**Task prompt:** Transcribe each of the records below exactly, excluding all pictures.

**Stored rows:**

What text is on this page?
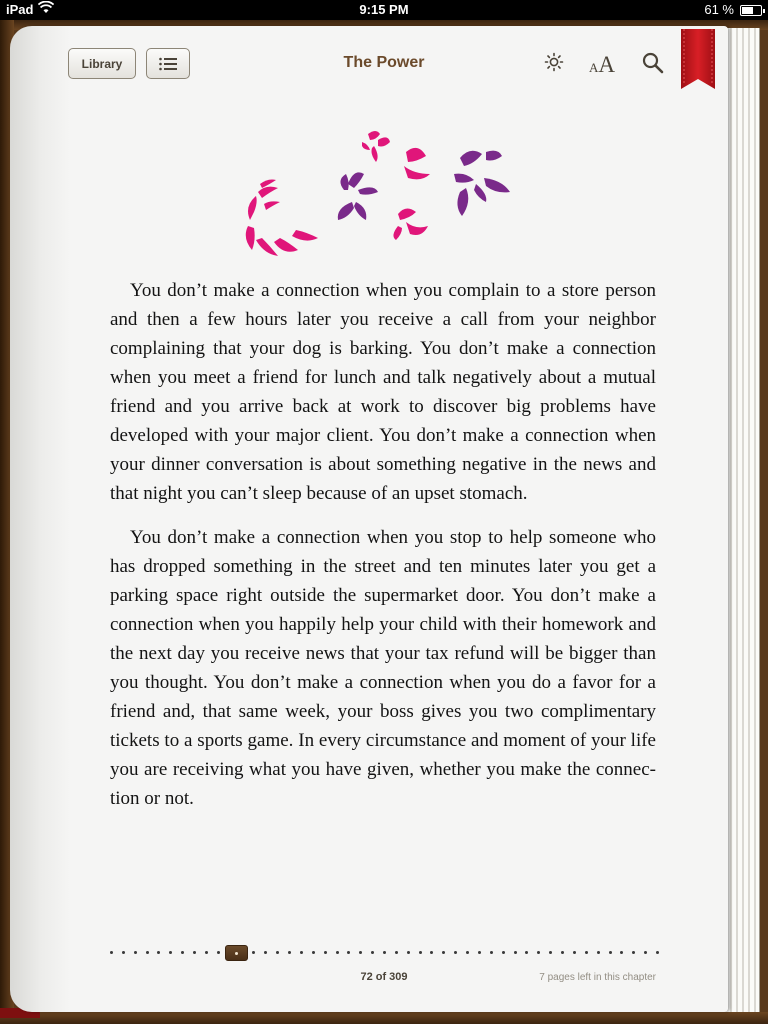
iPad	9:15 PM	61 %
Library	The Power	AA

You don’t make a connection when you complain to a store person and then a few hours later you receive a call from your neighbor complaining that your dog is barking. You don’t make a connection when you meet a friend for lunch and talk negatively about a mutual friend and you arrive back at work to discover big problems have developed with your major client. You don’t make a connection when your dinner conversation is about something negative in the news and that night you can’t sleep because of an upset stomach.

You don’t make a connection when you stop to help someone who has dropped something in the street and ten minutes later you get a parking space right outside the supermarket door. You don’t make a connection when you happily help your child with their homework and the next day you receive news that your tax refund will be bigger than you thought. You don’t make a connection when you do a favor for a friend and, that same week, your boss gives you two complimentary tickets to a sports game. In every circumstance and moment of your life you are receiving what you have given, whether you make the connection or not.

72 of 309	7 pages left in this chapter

**Correct result:**
What text is on this page?
iPad	9:15 PM	61 %
Library	The Power	AA

You don’t make a connection when you complain to a store person and then a few hours later you receive a call from your neighbor complaining that your dog is barking. You don’t make a connection when you meet a friend for lunch and talk negatively about a mutual friend and you arrive back at work to discover big problems have developed with your major client. You don’t make a connection when your dinner conversation is about something negative in the news and that night you can’t sleep because of an upset stomach.

You don’t make a connection when you stop to help someone who has dropped something in the street and ten minutes later you get a parking space right outside the supermarket door. You don’t make a connection when you happily help your child with their homework and the next day you receive news that your tax refund will be bigger than you thought. You don’t make a connection when you do a favor for a friend and, that same week, your boss gives you two complimentary tickets to a sports game. In every circumstance and moment of your life you are receiving what you have given, whether you make the connection or not.

72 of 309	7 pages left in this chapter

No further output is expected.